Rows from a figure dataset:
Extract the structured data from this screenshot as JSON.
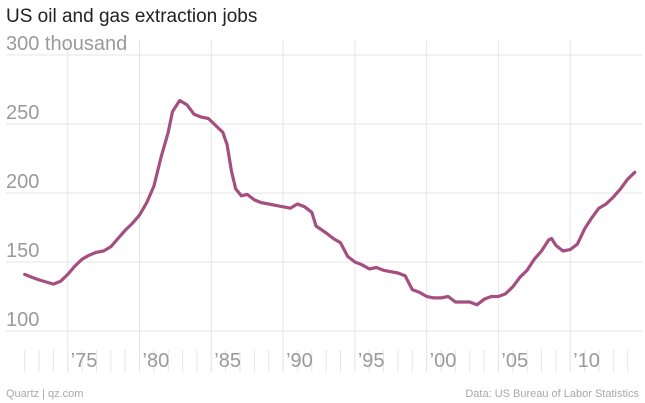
{
  "title": "US oil and gas extraction jobs",
  "footer": {
    "source_left": "Quartz | qz.com",
    "source_right": "Data: US Bureau of Labor Statistics"
  },
  "colors": {
    "line": "#a54e80",
    "grid": "#e6e6e6",
    "tick_text": "#9a9a9a",
    "title_text": "#222222",
    "footer_text": "#a8a8a8"
  },
  "chart_data": {
    "type": "line",
    "title": "US oil and gas extraction jobs",
    "xlabel": "",
    "ylabel": "",
    "xlim": [
      1970.7,
      2015.0
    ],
    "ylim": [
      100,
      300
    ],
    "y_ticks": [
      {
        "value": 300,
        "label": "300 thousand"
      },
      {
        "value": 250,
        "label": "250"
      },
      {
        "value": 200,
        "label": "200"
      },
      {
        "value": 150,
        "label": "150"
      },
      {
        "value": 100,
        "label": "100"
      }
    ],
    "x_ticks": [
      {
        "value": 1975,
        "label": "’75"
      },
      {
        "value": 1980,
        "label": "’80"
      },
      {
        "value": 1985,
        "label": "’85"
      },
      {
        "value": 1990,
        "label": "’90"
      },
      {
        "value": 1995,
        "label": "’95"
      },
      {
        "value": 2000,
        "label": "’00"
      },
      {
        "value": 2005,
        "label": "’05"
      },
      {
        "value": 2010,
        "label": "’10"
      }
    ],
    "grid": true,
    "series": [
      {
        "values": [
          [
            1972.0,
            141
          ],
          [
            1972.5,
            139
          ],
          [
            1973.0,
            137
          ],
          [
            1973.5,
            135.5
          ],
          [
            1974.0,
            134
          ],
          [
            1974.5,
            136
          ],
          [
            1975.0,
            141
          ],
          [
            1975.5,
            147
          ],
          [
            1976.0,
            152
          ],
          [
            1976.5,
            155
          ],
          [
            1977.0,
            157
          ],
          [
            1977.5,
            158
          ],
          [
            1978.0,
            161
          ],
          [
            1978.5,
            167
          ],
          [
            1979.0,
            173
          ],
          [
            1979.5,
            178
          ],
          [
            1980.0,
            184
          ],
          [
            1980.5,
            193
          ],
          [
            1981.0,
            205
          ],
          [
            1981.5,
            226
          ],
          [
            1982.0,
            244
          ],
          [
            1982.3,
            259
          ],
          [
            1982.8,
            267
          ],
          [
            1983.3,
            264
          ],
          [
            1983.8,
            257
          ],
          [
            1984.3,
            255
          ],
          [
            1984.8,
            254
          ],
          [
            1985.3,
            249
          ],
          [
            1985.8,
            244
          ],
          [
            1986.1,
            235
          ],
          [
            1986.4,
            216
          ],
          [
            1986.7,
            203
          ],
          [
            1987.1,
            198
          ],
          [
            1987.5,
            199
          ],
          [
            1988.0,
            195
          ],
          [
            1988.5,
            193
          ],
          [
            1989.0,
            192
          ],
          [
            1989.5,
            191
          ],
          [
            1990.0,
            190
          ],
          [
            1990.5,
            189
          ],
          [
            1991.0,
            192
          ],
          [
            1991.5,
            190
          ],
          [
            1992.0,
            186
          ],
          [
            1992.3,
            176
          ],
          [
            1993.0,
            171
          ],
          [
            1993.5,
            167
          ],
          [
            1994.0,
            164
          ],
          [
            1994.5,
            154
          ],
          [
            1995.0,
            150
          ],
          [
            1995.5,
            148
          ],
          [
            1996.0,
            145
          ],
          [
            1996.5,
            146
          ],
          [
            1997.0,
            144
          ],
          [
            1997.5,
            143
          ],
          [
            1998.0,
            142
          ],
          [
            1998.5,
            140
          ],
          [
            1999.0,
            130
          ],
          [
            1999.5,
            128
          ],
          [
            2000.0,
            125
          ],
          [
            2000.5,
            124
          ],
          [
            2001.0,
            124
          ],
          [
            2001.5,
            125
          ],
          [
            2002.0,
            121
          ],
          [
            2002.5,
            121
          ],
          [
            2003.0,
            121
          ],
          [
            2003.5,
            119
          ],
          [
            2004.0,
            123
          ],
          [
            2004.5,
            125
          ],
          [
            2005.0,
            125
          ],
          [
            2005.5,
            127
          ],
          [
            2006.0,
            132
          ],
          [
            2006.5,
            139
          ],
          [
            2007.0,
            144
          ],
          [
            2007.5,
            152
          ],
          [
            2008.0,
            158
          ],
          [
            2008.5,
            166
          ],
          [
            2008.7,
            167
          ],
          [
            2009.0,
            162
          ],
          [
            2009.5,
            158
          ],
          [
            2010.0,
            159
          ],
          [
            2010.5,
            163
          ],
          [
            2011.0,
            174
          ],
          [
            2011.5,
            182
          ],
          [
            2012.0,
            189
          ],
          [
            2012.5,
            192
          ],
          [
            2013.0,
            197
          ],
          [
            2013.5,
            203
          ],
          [
            2014.0,
            210
          ],
          [
            2014.5,
            215
          ]
        ]
      }
    ]
  }
}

Aim: Please repeat the entries exactly. Do not include the pictures.

Worked answer:
Extract the structured data from this screenshot as JSON.
{
  "title": "US oil and gas extraction jobs",
  "footer": {
    "source_left": "Quartz | qz.com",
    "source_right": "Data: US Bureau of Labor Statistics"
  },
  "colors": {
    "line": "#a54e80",
    "grid": "#e6e6e6",
    "tick_text": "#9a9a9a",
    "title_text": "#222222",
    "footer_text": "#a8a8a8"
  },
  "chart_data": {
    "type": "line",
    "title": "US oil and gas extraction jobs",
    "xlabel": "",
    "ylabel": "",
    "xlim": [
      1970.7,
      2015.0
    ],
    "ylim": [
      100,
      300
    ],
    "y_ticks": [
      {
        "value": 300,
        "label": "300 thousand"
      },
      {
        "value": 250,
        "label": "250"
      },
      {
        "value": 200,
        "label": "200"
      },
      {
        "value": 150,
        "label": "150"
      },
      {
        "value": 100,
        "label": "100"
      }
    ],
    "x_ticks": [
      {
        "value": 1975,
        "label": "’75"
      },
      {
        "value": 1980,
        "label": "’80"
      },
      {
        "value": 1985,
        "label": "’85"
      },
      {
        "value": 1990,
        "label": "’90"
      },
      {
        "value": 1995,
        "label": "’95"
      },
      {
        "value": 2000,
        "label": "’00"
      },
      {
        "value": 2005,
        "label": "’05"
      },
      {
        "value": 2010,
        "label": "’10"
      }
    ],
    "grid": true,
    "series": [
      {
        "values": [
          [
            1972.0,
            141
          ],
          [
            1972.5,
            139
          ],
          [
            1973.0,
            137
          ],
          [
            1973.5,
            135.5
          ],
          [
            1974.0,
            134
          ],
          [
            1974.5,
            136
          ],
          [
            1975.0,
            141
          ],
          [
            1975.5,
            147
          ],
          [
            1976.0,
            152
          ],
          [
            1976.5,
            155
          ],
          [
            1977.0,
            157
          ],
          [
            1977.5,
            158
          ],
          [
            1978.0,
            161
          ],
          [
            1978.5,
            167
          ],
          [
            1979.0,
            173
          ],
          [
            1979.5,
            178
          ],
          [
            1980.0,
            184
          ],
          [
            1980.5,
            193
          ],
          [
            1981.0,
            205
          ],
          [
            1981.5,
            226
          ],
          [
            1982.0,
            244
          ],
          [
            1982.3,
            259
          ],
          [
            1982.8,
            267
          ],
          [
            1983.3,
            264
          ],
          [
            1983.8,
            257
          ],
          [
            1984.3,
            255
          ],
          [
            1984.8,
            254
          ],
          [
            1985.3,
            249
          ],
          [
            1985.8,
            244
          ],
          [
            1986.1,
            235
          ],
          [
            1986.4,
            216
          ],
          [
            1986.7,
            203
          ],
          [
            1987.1,
            198
          ],
          [
            1987.5,
            199
          ],
          [
            1988.0,
            195
          ],
          [
            1988.5,
            193
          ],
          [
            1989.0,
            192
          ],
          [
            1989.5,
            191
          ],
          [
            1990.0,
            190
          ],
          [
            1990.5,
            189
          ],
          [
            1991.0,
            192
          ],
          [
            1991.5,
            190
          ],
          [
            1992.0,
            186
          ],
          [
            1992.3,
            176
          ],
          [
            1993.0,
            171
          ],
          [
            1993.5,
            167
          ],
          [
            1994.0,
            164
          ],
          [
            1994.5,
            154
          ],
          [
            1995.0,
            150
          ],
          [
            1995.5,
            148
          ],
          [
            1996.0,
            145
          ],
          [
            1996.5,
            146
          ],
          [
            1997.0,
            144
          ],
          [
            1997.5,
            143
          ],
          [
            1998.0,
            142
          ],
          [
            1998.5,
            140
          ],
          [
            1999.0,
            130
          ],
          [
            1999.5,
            128
          ],
          [
            2000.0,
            125
          ],
          [
            2000.5,
            124
          ],
          [
            2001.0,
            124
          ],
          [
            2001.5,
            125
          ],
          [
            2002.0,
            121
          ],
          [
            2002.5,
            121
          ],
          [
            2003.0,
            121
          ],
          [
            2003.5,
            119
          ],
          [
            2004.0,
            123
          ],
          [
            2004.5,
            125
          ],
          [
            2005.0,
            125
          ],
          [
            2005.5,
            127
          ],
          [
            2006.0,
            132
          ],
          [
            2006.5,
            139
          ],
          [
            2007.0,
            144
          ],
          [
            2007.5,
            152
          ],
          [
            2008.0,
            158
          ],
          [
            2008.5,
            166
          ],
          [
            2008.7,
            167
          ],
          [
            2009.0,
            162
          ],
          [
            2009.5,
            158
          ],
          [
            2010.0,
            159
          ],
          [
            2010.5,
            163
          ],
          [
            2011.0,
            174
          ],
          [
            2011.5,
            182
          ],
          [
            2012.0,
            189
          ],
          [
            2012.5,
            192
          ],
          [
            2013.0,
            197
          ],
          [
            2013.5,
            203
          ],
          [
            2014.0,
            210
          ],
          [
            2014.5,
            215
          ]
        ]
      }
    ]
  }
}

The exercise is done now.